## WHAT THIS TASK INVOLVES
All entries are to be given again verbatim.

══ GIVEN ENTRIES ══

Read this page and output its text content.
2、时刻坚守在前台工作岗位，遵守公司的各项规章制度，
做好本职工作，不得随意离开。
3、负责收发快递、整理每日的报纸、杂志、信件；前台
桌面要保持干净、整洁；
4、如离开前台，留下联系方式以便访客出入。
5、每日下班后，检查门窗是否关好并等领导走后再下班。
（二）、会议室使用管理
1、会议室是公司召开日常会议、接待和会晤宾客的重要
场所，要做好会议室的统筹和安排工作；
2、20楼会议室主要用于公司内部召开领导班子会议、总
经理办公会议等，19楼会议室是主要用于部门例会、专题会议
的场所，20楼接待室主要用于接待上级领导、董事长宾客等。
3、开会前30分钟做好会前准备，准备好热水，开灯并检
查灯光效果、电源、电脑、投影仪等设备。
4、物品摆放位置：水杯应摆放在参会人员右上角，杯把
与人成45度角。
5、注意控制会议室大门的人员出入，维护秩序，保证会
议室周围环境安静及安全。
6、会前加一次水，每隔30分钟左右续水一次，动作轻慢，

═══

## COMPLETE RESPONSE
Read this page and output its text content.
2、时刻坚守在前台工作岗位，遵守公司的各项规章制度，
做好本职工作，不得随意离开。
3、负责收发快递、整理每日的报纸、杂志、信件；前台
桌面要保持干净、整洁；
4、如离开前台，留下联系方式以便访客出入。
5、每日下班后，检查门窗是否关好并等领导走后再下班。
（二）、会议室使用管理
1、会议室是公司召开日常会议、接待和会晤宾客的重要
场所，要做好会议室的统筹和安排工作；
2、20楼会议室主要用于公司内部召开领导班子会议、总
经理办公会议等，19楼会议室是主要用于部门例会、专题会议
的场所，20楼接待室主要用于接待上级领导、董事长宾客等。
3、开会前30分钟做好会前准备，准备好热水，开灯并检
查灯光效果、电源、电脑、投影仪等设备。
4、物品摆放位置：水杯应摆放在参会人员右上角，杯把
与人成45度角。
5、注意控制会议室大门的人员出入，维护秩序，保证会
议室周围环境安静及安全。
6、会前加一次水，每隔30分钟左右续水一次，动作轻慢，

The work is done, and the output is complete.